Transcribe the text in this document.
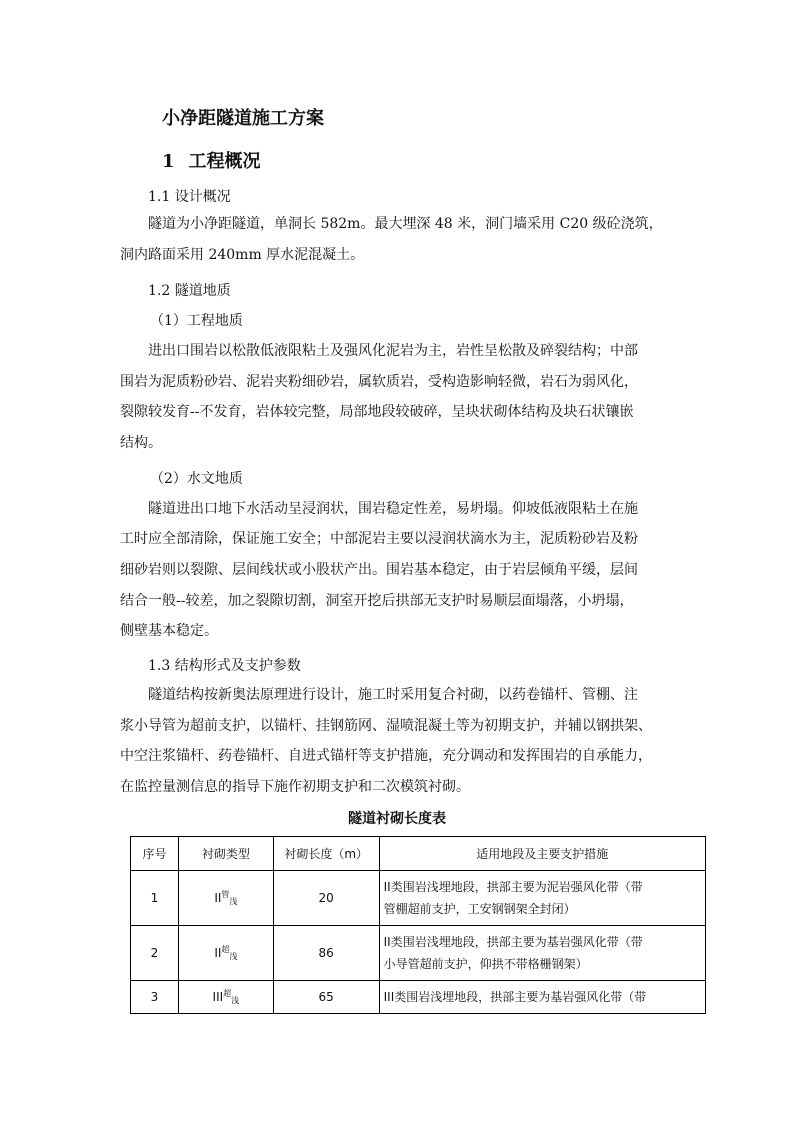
小净距隧道施工方案
1 工程概况
1.1 设计概况
隧道为小净距隧道，单洞长 582m。最大埋深 48 米，洞门墙采用 C20 级砼浇筑，
洞内路面采用 240mm 厚水泥混凝土。
1.2 隧道地质
（1）工程地质
进出口围岩以松散低液限粘土及强风化泥岩为主，岩性呈松散及碎裂结构；中部
围岩为泥质粉砂岩、泥岩夹粉细砂岩，属软质岩，受构造影响轻微，岩石为弱风化，
裂隙较发育--不发育，岩体较完整，局部地段较破碎，呈块状砌体结构及块石状镶嵌
结构。
（2）水文地质
隧道进出口地下水活动呈浸润状，围岩稳定性差，易坍塌。仰坡低液限粘土在施
工时应全部清除，保证施工安全；中部泥岩主要以浸润状滴水为主，泥质粉砂岩及粉
细砂岩则以裂隙、层间线状或小股状产出。围岩基本稳定，由于岩层倾角平缓，层间
结合一般--较差，加之裂隙切割，洞室开挖后拱部无支护时易顺层面塌落，小坍塌，
侧壁基本稳定。
1.3 结构形式及支护参数
隧道结构按新奥法原理进行设计，施工时采用复合衬砌，以药卷锚杆、管棚、注
浆小导管为超前支护，以锚杆、挂钢筋网、湿喷混凝土等为初期支护，并辅以钢拱架、
中空注浆锚杆、药卷锚杆、自进式锚杆等支护措施，充分调动和发挥围岩的自承能力，
在监控量测信息的指导下施作初期支护和二次模筑衬砌。
隧道衬砌长度表
序号	衬砌类型	衬砌长度（m）	适用地段及主要支护措施
1	$II^管_浅$	20	II类围岩浅埋地段，拱部主要为泥岩强风化带（带
管棚超前支护，工安钢钢架全封闭）

2	$II^超_浅$	86	II类围岩浅埋地段，拱部主要为基岩强风化带（带
小导管超前支护，仰拱不带格栅钢架）

3	$III^超_浅$	65	III类围岩浅埋地段，拱部主要为基岩强风化带（带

########

## Exercise goal
Go through the listing above and quote it exactly, apart from its images.

## Exercise answer
Transcribe the text in this document.
小净距隧道施工方案
1 工程概况
1.1 设计概况
隧道为小净距隧道，单洞长 582m。最大埋深 48 米，洞门墙采用 C20 级砼浇筑，
洞内路面采用 240mm 厚水泥混凝土。
1.2 隧道地质
（1）工程地质
进出口围岩以松散低液限粘土及强风化泥岩为主，岩性呈松散及碎裂结构；中部
围岩为泥质粉砂岩、泥岩夹粉细砂岩，属软质岩，受构造影响轻微，岩石为弱风化，
裂隙较发育--不发育，岩体较完整，局部地段较破碎，呈块状砌体结构及块石状镶嵌
结构。
（2）水文地质
隧道进出口地下水活动呈浸润状，围岩稳定性差，易坍塌。仰坡低液限粘土在施
工时应全部清除，保证施工安全；中部泥岩主要以浸润状滴水为主，泥质粉砂岩及粉
细砂岩则以裂隙、层间线状或小股状产出。围岩基本稳定，由于岩层倾角平缓，层间
结合一般--较差，加之裂隙切割，洞室开挖后拱部无支护时易顺层面塌落，小坍塌，
侧壁基本稳定。
1.3 结构形式及支护参数
隧道结构按新奥法原理进行设计，施工时采用复合衬砌，以药卷锚杆、管棚、注
浆小导管为超前支护，以锚杆、挂钢筋网、湿喷混凝土等为初期支护，并辅以钢拱架、
中空注浆锚杆、药卷锚杆、自进式锚杆等支护措施，充分调动和发挥围岩的自承能力，
在监控量测信息的指导下施作初期支护和二次模筑衬砌。
隧道衬砌长度表
序号	衬砌类型	衬砌长度（m）	适用地段及主要支护措施
1	$II^管_浅$	20	II类围岩浅埋地段，拱部主要为泥岩强风化带（带
管棚超前支护，工安钢钢架全封闭）

2	$II^超_浅$	86	II类围岩浅埋地段，拱部主要为基岩强风化带（带
小导管超前支护，仰拱不带格栅钢架）

3	$III^超_浅$	65	III类围岩浅埋地段，拱部主要为基岩强风化带（带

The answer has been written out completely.